* **OBJECTIVE**
Write out the material exactly, leaving every picture behind.

---- LISTED RECORDS

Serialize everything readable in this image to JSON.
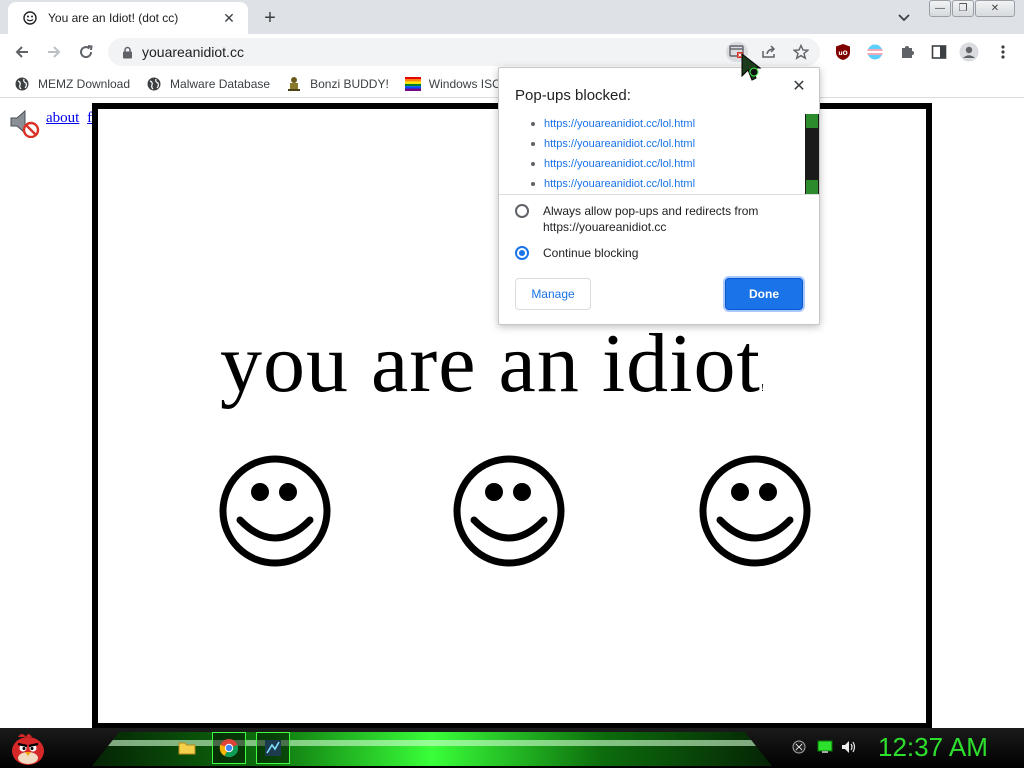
{
  "tab": {
    "title": "You are an Idiot! (dot cc)",
    "close": "✕"
  },
  "new_tab": "+",
  "window_buttons": {
    "minimize": "—",
    "maximize": "❐",
    "close": "✕"
  },
  "omnibox": {
    "url": "youareanidiot.cc"
  },
  "bookmarks": [
    {
      "label": "MEMZ Download",
      "icon": "globe-icon"
    },
    {
      "label": "Malware Database",
      "icon": "globe-icon"
    },
    {
      "label": "Bonzi BUDDY!",
      "icon": "bonzi-icon"
    },
    {
      "label": "Windows ISOs",
      "icon": "windows-flag-icon"
    }
  ],
  "page": {
    "links": [
      "about",
      "flash"
    ],
    "headline": "you are an idiot",
    "headline_mark": "!"
  },
  "popup": {
    "title": "Pop-ups blocked:",
    "blocked_urls": [
      "https://youareanidiot.cc/lol.html",
      "https://youareanidiot.cc/lol.html",
      "https://youareanidiot.cc/lol.html",
      "https://youareanidiot.cc/lol.html"
    ],
    "option_allow": "Always allow pop-ups and redirects from https://youareanidiot.cc",
    "option_block": "Continue blocking",
    "selected": "block",
    "manage_label": "Manage",
    "done_label": "Done"
  },
  "taskbar": {
    "clock": "12:37 AM"
  },
  "colors": {
    "accent": "#1a73e8",
    "taskbar_green": "#2ee02e",
    "link": "#0000ee"
  }
}
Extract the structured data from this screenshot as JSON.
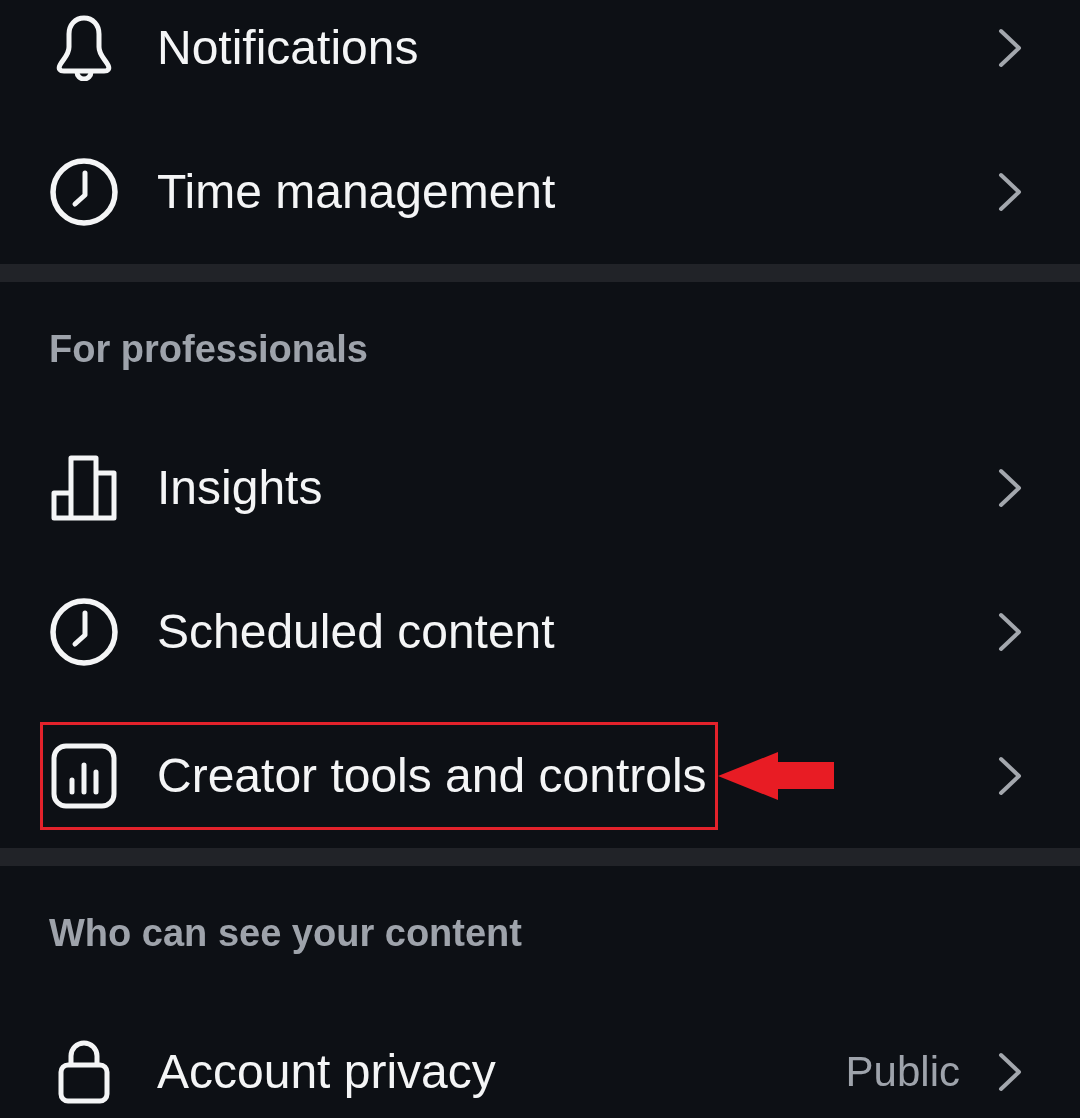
{
  "sections": [
    {
      "items": [
        {
          "label": "Notifications",
          "highlighted": false
        },
        {
          "label": "Time management",
          "highlighted": false
        }
      ]
    },
    {
      "title": "For professionals",
      "items": [
        {
          "label": "Insights",
          "highlighted": false
        },
        {
          "label": "Scheduled content",
          "highlighted": false
        },
        {
          "label": "Creator tools and controls",
          "highlighted": true
        }
      ]
    },
    {
      "title": "Who can see your content",
      "items": [
        {
          "label": "Account privacy",
          "value": "Public",
          "highlighted": false
        }
      ]
    }
  ]
}
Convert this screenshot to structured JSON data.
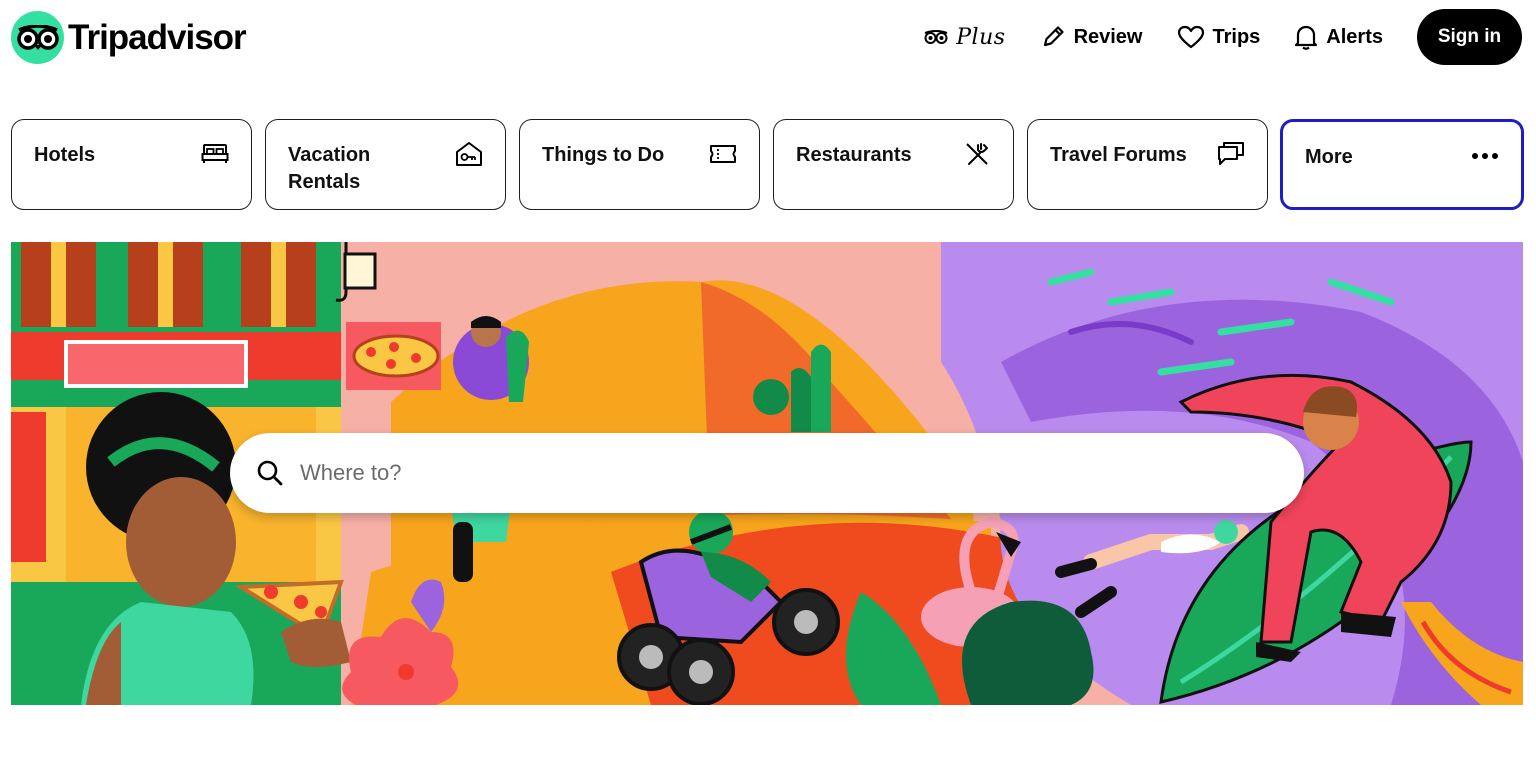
{
  "brand": {
    "name": "Tripadvisor",
    "accent": "#34e0a1"
  },
  "nav": {
    "plus_label": "Plus",
    "review_label": "Review",
    "trips_label": "Trips",
    "alerts_label": "Alerts",
    "signin_label": "Sign in"
  },
  "categories": [
    {
      "label": "Hotels",
      "icon": "bed-icon"
    },
    {
      "label": "Vacation Rentals",
      "icon": "house-key-icon"
    },
    {
      "label": "Things to Do",
      "icon": "ticket-icon"
    },
    {
      "label": "Restaurants",
      "icon": "fork-knife-icon"
    },
    {
      "label": "Travel Forums",
      "icon": "chat-bubbles-icon"
    },
    {
      "label": "More",
      "icon": "more-dots-icon"
    }
  ],
  "search": {
    "placeholder": "Where to?"
  },
  "colors": {
    "selected_border": "#1d1dc7",
    "signin_bg": "#000000"
  }
}
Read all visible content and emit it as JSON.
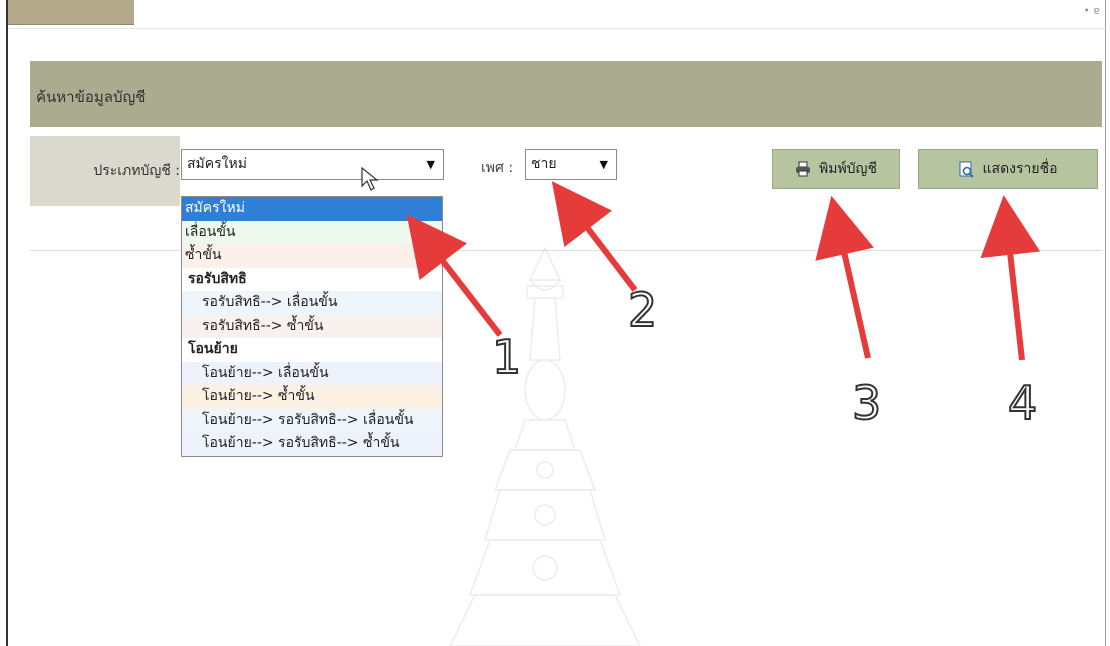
{
  "page": {
    "top_tab_label": "",
    "corner_mark": "• ɐ"
  },
  "header": {
    "title": "ค้นหาข้อมูลบัญชี"
  },
  "filters": {
    "account_type_label": "ประเภทบัญชี :",
    "account_type_value": "สมัครใหม่",
    "sex_label": "เพศ :",
    "sex_value": "ชาย"
  },
  "buttons": {
    "print_label": "พิมพ์บัญชี",
    "show_list_label": "แสดงรายชื่อ"
  },
  "dropdown": {
    "items": [
      {
        "label": "สมัครใหม่",
        "kind": "selected",
        "bg": "#2f7fd6"
      },
      {
        "label": "เลื่อนขั้น",
        "kind": "item",
        "bg": "#eef9ee"
      },
      {
        "label": "ซ้ำขั้น",
        "kind": "item",
        "bg": "#fbf0ea"
      },
      {
        "label": "รอรับสิทธิ",
        "kind": "group",
        "bg": "#ffffff"
      },
      {
        "label": "รอรับสิทธิ--> เลื่อนขั้น",
        "kind": "child",
        "bg": "#eef6fb"
      },
      {
        "label": "รอรับสิทธิ--> ซ้ำขั้น",
        "kind": "child",
        "bg": "#f8f1ee"
      },
      {
        "label": "โอนย้าย",
        "kind": "group",
        "bg": "#ffffff"
      },
      {
        "label": "โอนย้าย--> เลื่อนขั้น",
        "kind": "child",
        "bg": "#eef3fb"
      },
      {
        "label": "โอนย้าย--> ซ้ำขั้น",
        "kind": "child",
        "bg": "#fdf1e3"
      },
      {
        "label": "โอนย้าย--> รอรับสิทธิ--> เลื่อนขั้น",
        "kind": "child",
        "bg": "#eef6fb"
      },
      {
        "label": "โอนย้าย--> รอรับสิทธิ--> ซ้ำขั้น",
        "kind": "child",
        "bg": "#eef3fb"
      }
    ]
  },
  "annotations": {
    "n1": "1",
    "n2": "2",
    "n3": "3",
    "n4": "4",
    "arrow_color": "#e53b3b"
  },
  "colors": {
    "header_bg": "#a9ac8f",
    "label_bg": "#dad9cd",
    "button_bg": "#b6c4a0",
    "selected_bg": "#2f7fd6"
  }
}
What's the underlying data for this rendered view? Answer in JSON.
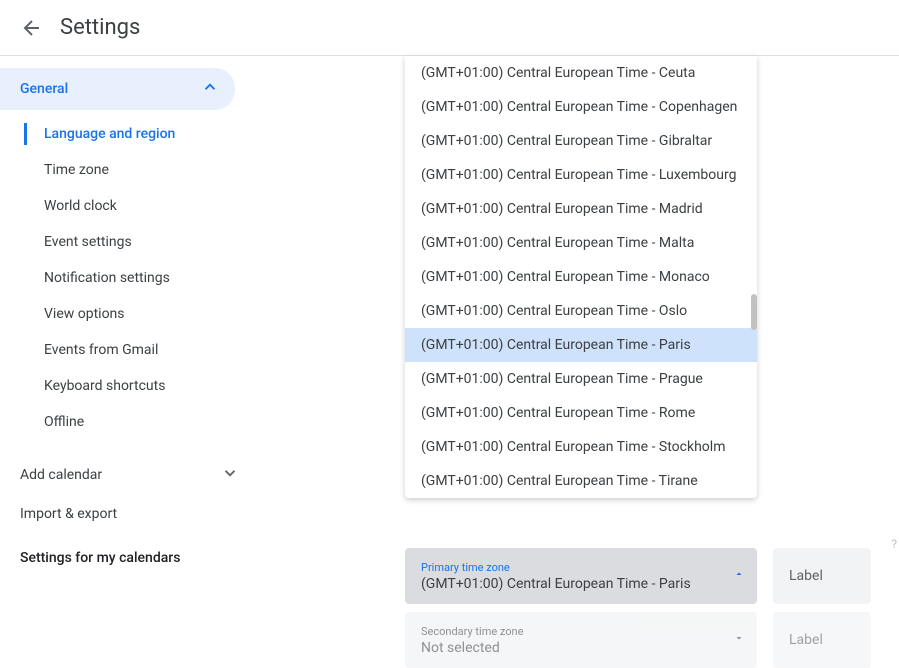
{
  "header": {
    "title": "Settings"
  },
  "sidebar": {
    "section": {
      "label": "General"
    },
    "items": [
      {
        "label": "Language and region",
        "active": true
      },
      {
        "label": "Time zone",
        "active": false
      },
      {
        "label": "World clock",
        "active": false
      },
      {
        "label": "Event settings",
        "active": false
      },
      {
        "label": "Notification settings",
        "active": false
      },
      {
        "label": "View options",
        "active": false
      },
      {
        "label": "Events from Gmail",
        "active": false
      },
      {
        "label": "Keyboard shortcuts",
        "active": false
      },
      {
        "label": "Offline",
        "active": false
      }
    ],
    "add_calendar": "Add calendar",
    "import_export": "Import & export",
    "my_calendars_heading": "Settings for my calendars"
  },
  "timezone_dropdown": {
    "options": [
      "(GMT+01:00) Central European Time - Ceuta",
      "(GMT+01:00) Central European Time - Copenhagen",
      "(GMT+01:00) Central European Time - Gibraltar",
      "(GMT+01:00) Central European Time - Luxembourg",
      "(GMT+01:00) Central European Time - Madrid",
      "(GMT+01:00) Central European Time - Malta",
      "(GMT+01:00) Central European Time - Monaco",
      "(GMT+01:00) Central European Time - Oslo",
      "(GMT+01:00) Central European Time - Paris",
      "(GMT+01:00) Central European Time - Prague",
      "(GMT+01:00) Central European Time - Rome",
      "(GMT+01:00) Central European Time - Stockholm",
      "(GMT+01:00) Central European Time - Tirane"
    ],
    "selected_index": 8
  },
  "primary_tz": {
    "label": "Primary time zone",
    "value": "(GMT+01:00) Central European Time - Paris",
    "input_placeholder": "Label"
  },
  "secondary_tz": {
    "label": "Secondary time zone",
    "value": "Not selected",
    "input_placeholder": "Label"
  }
}
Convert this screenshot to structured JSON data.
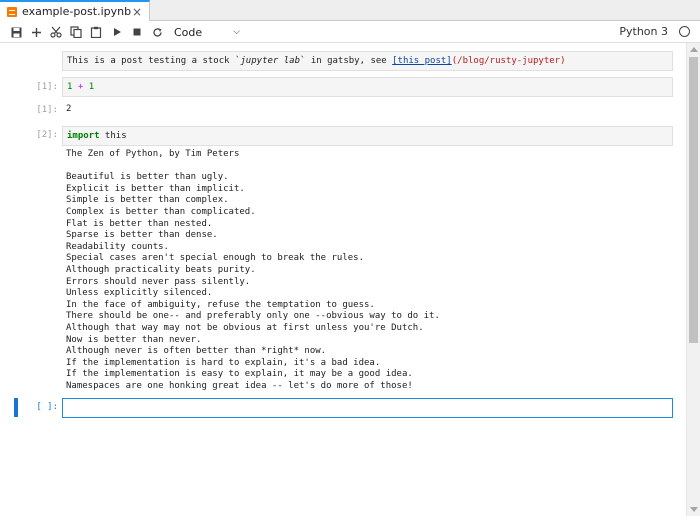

--------

* **THE COMPLETED TASK**
Serialize everything readable in this image to JSON.
{
  "tab": {
    "title": "You are an Idiot! (dot cc)",
    "close": "✕"
  },
  "new_tab": "+",
  "window_buttons": {
    "minimize": "—",
    "maximize": "❐",
    "close": "✕"
  },
  "omnibox": {
    "url": "youareanidiot.cc"
  },
  "bookmarks": [
    {
      "label": "MEMZ Download",
      "icon": "globe-icon"
    },
    {
      "label": "Malware Database",
      "icon": "globe-icon"
    },
    {
      "label": "Bonzi BUDDY!",
      "icon": "bonzi-icon"
    },
    {
      "label": "Windows ISOs",
      "icon": "windows-flag-icon"
    }
  ],
  "page": {
    "links": [
      "about",
      "flash"
    ],
    "headline": "you are an idiot",
    "headline_mark": "!"
  },
  "popup": {
    "title": "Pop-ups blocked:",
    "blocked_urls": [
      "https://youareanidiot.cc/lol.html",
      "https://youareanidiot.cc/lol.html",
      "https://youareanidiot.cc/lol.html",
      "https://youareanidiot.cc/lol.html"
    ],
    "option_allow": "Always allow pop-ups and redirects from https://youareanidiot.cc",
    "option_block": "Continue blocking",
    "selected": "block",
    "manage_label": "Manage",
    "done_label": "Done"
  },
  "taskbar": {
    "clock": "12:37 AM"
  },
  "colors": {
    "accent": "#1a73e8",
    "taskbar_green": "#2ee02e",
    "link": "#0000ee"
  }
}
Extract the structured data from this screenshot as JSON.
{
  "sections": [
    {
      "items": [
        {
          "label": "Notifications",
          "highlighted": false
        },
        {
          "label": "Time management",
          "highlighted": false
        }
      ]
    },
    {
      "title": "For professionals",
      "items": [
        {
          "label": "Insights",
          "highlighted": false
        },
        {
          "label": "Scheduled content",
          "highlighted": false
        },
        {
          "label": "Creator tools and controls",
          "highlighted": true
        }
      ]
    },
    {
      "title": "Who can see your content",
      "items": [
        {
          "label": "Account privacy",
          "value": "Public",
          "highlighted": false
        }
      ]
    }
  ]
}
Convert this screenshot to structured JSON data.
{
  "brand": {
    "name": "Tripadvisor",
    "accent": "#34e0a1"
  },
  "nav": {
    "plus_label": "Plus",
    "review_label": "Review",
    "trips_label": "Trips",
    "alerts_label": "Alerts",
    "signin_label": "Sign in"
  },
  "categories": [
    {
      "label": "Hotels",
      "icon": "bed-icon"
    },
    {
      "label": "Vacation Rentals",
      "icon": "house-key-icon"
    },
    {
      "label": "Things to Do",
      "icon": "ticket-icon"
    },
    {
      "label": "Restaurants",
      "icon": "fork-knife-icon"
    },
    {
      "label": "Travel Forums",
      "icon": "chat-bubbles-icon"
    },
    {
      "label": "More",
      "icon": "more-dots-icon"
    }
  ],
  "search": {
    "placeholder": "Where to?"
  },
  "colors": {
    "selected_border": "#1d1dc7",
    "signin_bg": "#000000"
  }
}
Read all visible content and emit it as JSON.
{
  "page": {
    "top_tab_label": "",
    "corner_mark": "• ɐ"
  },
  "header": {
    "title": "ค้นหาข้อมูลบัญชี"
  },
  "filters": {
    "account_type_label": "ประเภทบัญชี :",
    "account_type_value": "สมัครใหม่",
    "sex_label": "เพศ :",
    "sex_value": "ชาย"
  },
  "buttons": {
    "print_label": "พิมพ์บัญชี",
    "show_list_label": "แสดงรายชื่อ"
  },
  "dropdown": {
    "items": [
      {
        "label": "สมัครใหม่",
        "kind": "selected",
        "bg": "#2f7fd6"
      },
      {
        "label": "เลื่อนขั้น",
        "kind": "item",
        "bg": "#eef9ee"
      },
      {
        "label": "ซ้ำขั้น",
        "kind": "item",
        "bg": "#fbf0ea"
      },
      {
        "label": "รอรับสิทธิ",
        "kind": "group",
        "bg": "#ffffff"
      },
      {
        "label": "รอรับสิทธิ--> เลื่อนขั้น",
        "kind": "child",
        "bg": "#eef6fb"
      },
      {
        "label": "รอรับสิทธิ--> ซ้ำขั้น",
        "kind": "child",
        "bg": "#f8f1ee"
      },
      {
        "label": "โอนย้าย",
        "kind": "group",
        "bg": "#ffffff"
      },
      {
        "label": "โอนย้าย--> เลื่อนขั้น",
        "kind": "child",
        "bg": "#eef3fb"
      },
      {
        "label": "โอนย้าย--> ซ้ำขั้น",
        "kind": "child",
        "bg": "#fdf1e3"
      },
      {
        "label": "โอนย้าย--> รอรับสิทธิ--> เลื่อนขั้น",
        "kind": "child",
        "bg": "#eef6fb"
      },
      {
        "label": "โอนย้าย--> รอรับสิทธิ--> ซ้ำขั้น",
        "kind": "child",
        "bg": "#eef3fb"
      }
    ]
  },
  "annotations": {
    "n1": "1",
    "n2": "2",
    "n3": "3",
    "n4": "4",
    "arrow_color": "#e53b3b"
  },
  "colors": {
    "header_bg": "#a9ac8f",
    "label_bg": "#dad9cd",
    "button_bg": "#b6c4a0",
    "selected_bg": "#2f7fd6"
  }
}
What's the underlying data for this rendered view? Answer in JSON.
{
  "header": {
    "title": "Settings"
  },
  "sidebar": {
    "section": {
      "label": "General"
    },
    "items": [
      {
        "label": "Language and region",
        "active": true
      },
      {
        "label": "Time zone",
        "active": false
      },
      {
        "label": "World clock",
        "active": false
      },
      {
        "label": "Event settings",
        "active": false
      },
      {
        "label": "Notification settings",
        "active": false
      },
      {
        "label": "View options",
        "active": false
      },
      {
        "label": "Events from Gmail",
        "active": false
      },
      {
        "label": "Keyboard shortcuts",
        "active": false
      },
      {
        "label": "Offline",
        "active": false
      }
    ],
    "add_calendar": "Add calendar",
    "import_export": "Import & export",
    "my_calendars_heading": "Settings for my calendars"
  },
  "timezone_dropdown": {
    "options": [
      "(GMT+01:00) Central European Time - Ceuta",
      "(GMT+01:00) Central European Time - Copenhagen",
      "(GMT+01:00) Central European Time - Gibraltar",
      "(GMT+01:00) Central European Time - Luxembourg",
      "(GMT+01:00) Central European Time - Madrid",
      "(GMT+01:00) Central European Time - Malta",
      "(GMT+01:00) Central European Time - Monaco",
      "(GMT+01:00) Central European Time - Oslo",
      "(GMT+01:00) Central European Time - Paris",
      "(GMT+01:00) Central European Time - Prague",
      "(GMT+01:00) Central European Time - Rome",
      "(GMT+01:00) Central European Time - Stockholm",
      "(GMT+01:00) Central European Time - Tirane"
    ],
    "selected_index": 8
  },
  "primary_tz": {
    "label": "Primary time zone",
    "value": "(GMT+01:00) Central European Time - Paris",
    "input_placeholder": "Label"
  },
  "secondary_tz": {
    "label": "Secondary time zone",
    "value": "Not selected",
    "input_placeholder": "Label"
  }
}
Convert this screenshot to structured JSON data.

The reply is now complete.